--- Given problem ---
Print, exactly and completely, every entry in the data.

--- Information provided ---
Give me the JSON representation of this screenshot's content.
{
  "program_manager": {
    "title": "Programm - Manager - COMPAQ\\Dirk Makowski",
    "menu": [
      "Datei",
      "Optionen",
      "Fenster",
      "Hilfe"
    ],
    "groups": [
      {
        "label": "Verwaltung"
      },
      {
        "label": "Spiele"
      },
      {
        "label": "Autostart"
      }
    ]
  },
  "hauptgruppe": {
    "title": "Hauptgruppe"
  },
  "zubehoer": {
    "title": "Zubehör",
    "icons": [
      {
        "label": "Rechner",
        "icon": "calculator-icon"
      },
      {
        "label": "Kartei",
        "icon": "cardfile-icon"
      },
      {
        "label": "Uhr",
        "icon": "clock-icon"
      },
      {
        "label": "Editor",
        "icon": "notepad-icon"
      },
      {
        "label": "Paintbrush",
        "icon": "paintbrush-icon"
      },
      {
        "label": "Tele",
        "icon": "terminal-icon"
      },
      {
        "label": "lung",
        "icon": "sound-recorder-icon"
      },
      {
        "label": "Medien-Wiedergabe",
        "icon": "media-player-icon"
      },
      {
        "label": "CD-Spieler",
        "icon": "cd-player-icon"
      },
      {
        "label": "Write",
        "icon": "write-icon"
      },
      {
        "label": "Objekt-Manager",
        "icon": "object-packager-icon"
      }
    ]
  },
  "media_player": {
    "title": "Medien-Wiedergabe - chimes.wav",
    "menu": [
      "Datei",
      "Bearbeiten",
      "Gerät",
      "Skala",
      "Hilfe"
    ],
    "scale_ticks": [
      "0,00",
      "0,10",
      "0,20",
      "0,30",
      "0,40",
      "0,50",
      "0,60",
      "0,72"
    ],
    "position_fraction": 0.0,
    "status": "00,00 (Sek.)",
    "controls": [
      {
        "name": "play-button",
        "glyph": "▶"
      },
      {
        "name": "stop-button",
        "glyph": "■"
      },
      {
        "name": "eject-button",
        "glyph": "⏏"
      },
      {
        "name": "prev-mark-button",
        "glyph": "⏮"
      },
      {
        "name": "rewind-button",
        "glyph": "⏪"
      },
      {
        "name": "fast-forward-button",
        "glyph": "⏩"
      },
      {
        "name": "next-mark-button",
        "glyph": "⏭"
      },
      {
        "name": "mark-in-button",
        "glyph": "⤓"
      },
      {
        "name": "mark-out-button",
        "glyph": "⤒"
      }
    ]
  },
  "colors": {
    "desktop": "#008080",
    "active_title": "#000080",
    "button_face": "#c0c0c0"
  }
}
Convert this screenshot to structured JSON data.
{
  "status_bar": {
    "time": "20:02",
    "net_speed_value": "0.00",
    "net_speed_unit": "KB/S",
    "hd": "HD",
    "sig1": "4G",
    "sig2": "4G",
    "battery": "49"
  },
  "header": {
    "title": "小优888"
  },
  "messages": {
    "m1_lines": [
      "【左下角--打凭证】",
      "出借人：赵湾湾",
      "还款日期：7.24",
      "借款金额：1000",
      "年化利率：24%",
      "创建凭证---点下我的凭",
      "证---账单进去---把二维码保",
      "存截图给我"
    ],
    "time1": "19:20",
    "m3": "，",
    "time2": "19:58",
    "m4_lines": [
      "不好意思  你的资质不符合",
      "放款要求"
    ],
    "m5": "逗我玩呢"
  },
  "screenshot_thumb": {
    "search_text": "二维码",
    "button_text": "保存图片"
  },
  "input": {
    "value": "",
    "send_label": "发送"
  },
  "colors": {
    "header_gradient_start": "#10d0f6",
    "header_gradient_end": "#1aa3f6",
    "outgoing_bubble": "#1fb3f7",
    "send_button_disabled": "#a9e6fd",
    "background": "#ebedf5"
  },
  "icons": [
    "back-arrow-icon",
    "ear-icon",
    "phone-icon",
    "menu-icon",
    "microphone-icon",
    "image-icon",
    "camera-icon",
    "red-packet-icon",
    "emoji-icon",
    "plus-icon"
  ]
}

--- Correct response ---
Give me the JSON representation of this screenshot's content.
{
  "program_manager": {
    "title": "Programm - Manager - COMPAQ\\Dirk Makowski",
    "menu": [
      "Datei",
      "Optionen",
      "Fenster",
      "Hilfe"
    ],
    "groups": [
      {
        "label": "Verwaltung"
      },
      {
        "label": "Spiele"
      },
      {
        "label": "Autostart"
      }
    ]
  },
  "hauptgruppe": {
    "title": "Hauptgruppe"
  },
  "zubehoer": {
    "title": "Zubehör",
    "icons": [
      {
        "label": "Rechner",
        "icon": "calculator-icon"
      },
      {
        "label": "Kartei",
        "icon": "cardfile-icon"
      },
      {
        "label": "Uhr",
        "icon": "clock-icon"
      },
      {
        "label": "Editor",
        "icon": "notepad-icon"
      },
      {
        "label": "Paintbrush",
        "icon": "paintbrush-icon"
      },
      {
        "label": "Tele",
        "icon": "terminal-icon"
      },
      {
        "label": "lung",
        "icon": "sound-recorder-icon"
      },
      {
        "label": "Medien-Wiedergabe",
        "icon": "media-player-icon"
      },
      {
        "label": "CD-Spieler",
        "icon": "cd-player-icon"
      },
      {
        "label": "Write",
        "icon": "write-icon"
      },
      {
        "label": "Objekt-Manager",
        "icon": "object-packager-icon"
      }
    ]
  },
  "media_player": {
    "title": "Medien-Wiedergabe - chimes.wav",
    "menu": [
      "Datei",
      "Bearbeiten",
      "Gerät",
      "Skala",
      "Hilfe"
    ],
    "scale_ticks": [
      "0,00",
      "0,10",
      "0,20",
      "0,30",
      "0,40",
      "0,50",
      "0,60",
      "0,72"
    ],
    "position_fraction": 0.0,
    "status": "00,00 (Sek.)",
    "controls": [
      {
        "name": "play-button",
        "glyph": "▶"
      },
      {
        "name": "stop-button",
        "glyph": "■"
      },
      {
        "name": "eject-button",
        "glyph": "⏏"
      },
      {
        "name": "prev-mark-button",
        "glyph": "⏮"
      },
      {
        "name": "rewind-button",
        "glyph": "⏪"
      },
      {
        "name": "fast-forward-button",
        "glyph": "⏩"
      },
      {
        "name": "next-mark-button",
        "glyph": "⏭"
      },
      {
        "name": "mark-in-button",
        "glyph": "⤓"
      },
      {
        "name": "mark-out-button",
        "glyph": "⤒"
      }
    ]
  },
  "colors": {
    "desktop": "#008080",
    "active_title": "#000080",
    "button_face": "#c0c0c0"
  }
}
Convert this screenshot to structured JSON data.
{
  "status_bar": {
    "time": "20:02",
    "net_speed_value": "0.00",
    "net_speed_unit": "KB/S",
    "hd": "HD",
    "sig1": "4G",
    "sig2": "4G",
    "battery": "49"
  },
  "header": {
    "title": "小优888"
  },
  "messages": {
    "m1_lines": [
      "【左下角--打凭证】",
      "出借人：赵湾湾",
      "还款日期：7.24",
      "借款金额：1000",
      "年化利率：24%",
      "创建凭证---点下我的凭",
      "证---账单进去---把二维码保",
      "存截图给我"
    ],
    "time1": "19:20",
    "m3": "，",
    "time2": "19:58",
    "m4_lines": [
      "不好意思  你的资质不符合",
      "放款要求"
    ],
    "m5": "逗我玩呢"
  },
  "screenshot_thumb": {
    "search_text": "二维码",
    "button_text": "保存图片"
  },
  "input": {
    "value": "",
    "send_label": "发送"
  },
  "colors": {
    "header_gradient_start": "#10d0f6",
    "header_gradient_end": "#1aa3f6",
    "outgoing_bubble": "#1fb3f7",
    "send_button_disabled": "#a9e6fd",
    "background": "#ebedf5"
  },
  "icons": [
    "back-arrow-icon",
    "ear-icon",
    "phone-icon",
    "menu-icon",
    "microphone-icon",
    "image-icon",
    "camera-icon",
    "red-packet-icon",
    "emoji-icon",
    "plus-icon"
  ]
}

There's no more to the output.